**Task goal**
Render every line of the items below as a JSON list of strings, one string per line, with blank lines omitted.

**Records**
'''

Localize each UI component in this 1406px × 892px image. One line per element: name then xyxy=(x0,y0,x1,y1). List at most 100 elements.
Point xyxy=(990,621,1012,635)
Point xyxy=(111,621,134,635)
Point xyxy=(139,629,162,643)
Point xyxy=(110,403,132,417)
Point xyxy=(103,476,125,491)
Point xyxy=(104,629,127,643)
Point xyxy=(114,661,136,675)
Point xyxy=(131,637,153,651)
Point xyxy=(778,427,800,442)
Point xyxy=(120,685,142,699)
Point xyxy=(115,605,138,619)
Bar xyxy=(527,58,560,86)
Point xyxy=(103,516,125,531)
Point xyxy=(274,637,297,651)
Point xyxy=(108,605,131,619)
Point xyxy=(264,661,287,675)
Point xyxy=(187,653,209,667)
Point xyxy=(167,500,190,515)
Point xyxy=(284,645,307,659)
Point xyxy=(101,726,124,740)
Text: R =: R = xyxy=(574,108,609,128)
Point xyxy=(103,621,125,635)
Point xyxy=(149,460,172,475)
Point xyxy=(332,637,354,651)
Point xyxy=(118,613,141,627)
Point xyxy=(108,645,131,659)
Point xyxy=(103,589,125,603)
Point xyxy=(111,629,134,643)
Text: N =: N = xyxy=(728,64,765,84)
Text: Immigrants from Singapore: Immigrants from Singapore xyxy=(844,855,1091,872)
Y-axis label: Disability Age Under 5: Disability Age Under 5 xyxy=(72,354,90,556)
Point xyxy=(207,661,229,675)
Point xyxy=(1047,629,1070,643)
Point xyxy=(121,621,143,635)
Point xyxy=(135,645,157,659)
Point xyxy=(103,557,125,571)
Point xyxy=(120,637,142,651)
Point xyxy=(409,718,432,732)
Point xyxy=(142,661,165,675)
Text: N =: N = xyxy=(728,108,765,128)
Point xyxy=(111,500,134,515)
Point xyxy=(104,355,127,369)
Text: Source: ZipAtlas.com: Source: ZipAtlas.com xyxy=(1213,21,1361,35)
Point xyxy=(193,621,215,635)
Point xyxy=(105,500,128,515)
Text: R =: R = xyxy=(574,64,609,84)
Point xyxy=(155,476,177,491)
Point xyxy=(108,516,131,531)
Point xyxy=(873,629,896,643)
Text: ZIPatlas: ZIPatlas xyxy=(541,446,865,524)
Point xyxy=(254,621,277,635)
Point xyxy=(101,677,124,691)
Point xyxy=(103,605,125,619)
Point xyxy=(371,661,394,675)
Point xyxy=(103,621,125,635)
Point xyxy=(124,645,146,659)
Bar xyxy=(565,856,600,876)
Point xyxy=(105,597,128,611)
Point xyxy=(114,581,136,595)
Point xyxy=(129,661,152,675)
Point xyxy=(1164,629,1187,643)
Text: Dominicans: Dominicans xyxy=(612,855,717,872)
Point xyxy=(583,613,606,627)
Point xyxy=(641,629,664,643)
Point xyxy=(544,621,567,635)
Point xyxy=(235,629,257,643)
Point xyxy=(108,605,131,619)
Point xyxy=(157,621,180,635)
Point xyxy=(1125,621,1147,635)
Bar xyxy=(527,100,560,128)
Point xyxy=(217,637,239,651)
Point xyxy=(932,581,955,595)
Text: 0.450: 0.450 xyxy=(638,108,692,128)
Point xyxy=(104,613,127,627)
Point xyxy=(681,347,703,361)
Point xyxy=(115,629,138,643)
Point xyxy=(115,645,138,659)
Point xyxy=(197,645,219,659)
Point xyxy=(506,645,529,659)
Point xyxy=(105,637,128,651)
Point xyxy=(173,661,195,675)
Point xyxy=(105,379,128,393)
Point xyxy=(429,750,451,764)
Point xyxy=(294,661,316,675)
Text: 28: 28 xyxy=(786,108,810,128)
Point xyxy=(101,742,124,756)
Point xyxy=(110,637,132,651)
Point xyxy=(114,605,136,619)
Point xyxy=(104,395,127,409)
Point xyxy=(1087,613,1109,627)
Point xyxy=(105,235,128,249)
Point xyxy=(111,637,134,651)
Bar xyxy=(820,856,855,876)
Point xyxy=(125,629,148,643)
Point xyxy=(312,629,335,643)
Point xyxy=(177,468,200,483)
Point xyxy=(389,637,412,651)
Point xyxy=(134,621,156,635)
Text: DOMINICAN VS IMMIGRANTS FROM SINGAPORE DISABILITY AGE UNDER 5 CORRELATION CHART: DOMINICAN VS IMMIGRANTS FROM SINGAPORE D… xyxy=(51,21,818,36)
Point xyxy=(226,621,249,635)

'''

**Result for this task**
[
  "Localize each UI component in this 1406px × 892px image. One line per element: name then xyxy=(x0,y0,x1,y1). List at most 100 elements.",
  "Point xyxy=(990,621,1012,635)",
  "Point xyxy=(111,621,134,635)",
  "Point xyxy=(139,629,162,643)",
  "Point xyxy=(110,403,132,417)",
  "Point xyxy=(103,476,125,491)",
  "Point xyxy=(104,629,127,643)",
  "Point xyxy=(114,661,136,675)",
  "Point xyxy=(131,637,153,651)",
  "Point xyxy=(778,427,800,442)",
  "Point xyxy=(120,685,142,699)",
  "Point xyxy=(115,605,138,619)",
  "Bar xyxy=(527,58,560,86)",
  "Point xyxy=(103,516,125,531)",
  "Point xyxy=(274,637,297,651)",
  "Point xyxy=(108,605,131,619)",
  "Point xyxy=(264,661,287,675)",
  "Point xyxy=(187,653,209,667)",
  "Point xyxy=(167,500,190,515)",
  "Point xyxy=(284,645,307,659)",
  "Point xyxy=(101,726,124,740)",
  "Text: R =: R = xyxy=(574,108,609,128)",
  "Point xyxy=(103,621,125,635)",
  "Point xyxy=(149,460,172,475)",
  "Point xyxy=(332,637,354,651)",
  "Point xyxy=(118,613,141,627)",
  "Point xyxy=(108,645,131,659)",
  "Point xyxy=(103,589,125,603)",
  "Point xyxy=(111,629,134,643)",
  "Text: N =: N = xyxy=(728,64,765,84)",
  "Text: Immigrants from Singapore: Immigrants from Singapore xyxy=(844,855,1091,872)",
  "Y-axis label: Disability Age Under 5: Disability Age Under 5 xyxy=(72,354,90,556)",
  "Point xyxy=(207,661,229,675)",
  "Point xyxy=(1047,629,1070,643)",
  "Point xyxy=(121,621,143,635)",
  "Point xyxy=(135,645,157,659)",
  "Point xyxy=(103,557,125,571)",
  "Point xyxy=(120,637,142,651)",
  "Point xyxy=(409,718,432,732)",
  "Point xyxy=(142,661,165,675)",
  "Text: N =: N = xyxy=(728,108,765,128)",
  "Point xyxy=(111,500,134,515)",
  "Point xyxy=(104,355,127,369)",
  "Text: Source: ZipAtlas.com: Source: ZipAtlas.com xyxy=(1213,21,1361,35)",
  "Point xyxy=(193,621,215,635)",
  "Point xyxy=(105,500,128,515)",
  "Text: R =: R = xyxy=(574,64,609,84)",
  "Point xyxy=(155,476,177,491)",
  "Point xyxy=(108,516,131,531)",
  "Point xyxy=(873,629,896,643)",
  "Text: ZIPatlas: ZIPatlas xyxy=(541,446,865,524)",
  "Point xyxy=(254,621,277,635)",
  "Point xyxy=(101,677,124,691)",
  "Point xyxy=(103,605,125,619)",
  "Point xyxy=(371,661,394,675)",
  "Point xyxy=(103,621,125,635)",
  "Point xyxy=(124,645,146,659)",
  "Bar xyxy=(565,856,600,876)",
  "Point xyxy=(105,597,128,611)",
  "Point xyxy=(114,581,136,595)",
  "Point xyxy=(129,661,152,675)",
  "Point xyxy=(1164,629,1187,643)",
  "Text: Dominicans: Dominicans xyxy=(612,855,717,872)",
  "Point xyxy=(583,613,606,627)",
  "Point xyxy=(641,629,664,643)",
  "Point xyxy=(544,621,567,635)",
  "Point xyxy=(235,629,257,643)",
  "Point xyxy=(108,605,131,619)",
  "Point xyxy=(157,621,180,635)",
  "Point xyxy=(1125,621,1147,635)",
  "Bar xyxy=(527,100,560,128)",
  "Point xyxy=(217,637,239,651)",
  "Point xyxy=(932,581,955,595)",
  "Text: 0.450: 0.450 xyxy=(638,108,692,128)",
  "Point xyxy=(104,613,127,627)",
  "Point xyxy=(681,347,703,361)",
  "Point xyxy=(115,629,138,643)",
  "Point xyxy=(115,645,138,659)",
  "Point xyxy=(197,645,219,659)",
  "Point xyxy=(506,645,529,659)",
  "Point xyxy=(105,637,128,651)",
  "Point xyxy=(173,661,195,675)",
  "Point xyxy=(105,379,128,393)",
  "Point xyxy=(429,750,451,764)",
  "Point xyxy=(294,661,316,675)",
  "Text: 28: 28 xyxy=(786,108,810,128)",
  "Point xyxy=(101,742,124,756)",
  "Point xyxy=(110,637,132,651)",
  "Point xyxy=(114,605,136,619)",
  "Point xyxy=(104,395,127,409)",
  "Point xyxy=(1087,613,1109,627)",
  "Point xyxy=(105,235,128,249)",
  "Point xyxy=(111,637,134,651)",
  "Bar xyxy=(820,856,855,876)",
  "Point xyxy=(125,629,148,643)",
  "Point xyxy=(312,629,335,643)",
  "Point xyxy=(177,468,200,483)",
  "Point xyxy=(389,637,412,651)",
  "Point xyxy=(134,621,156,635)",
  "Text: DOMINICAN VS IMMIGRANTS FROM SINGAPORE DISABILITY AGE UNDER 5 CORRELATION CHART: DOMINICAN VS IMMIGRANTS FROM SINGAPORE D… xyxy=(51,21,818,36)",
  "Point xyxy=(226,621,249,635)"
]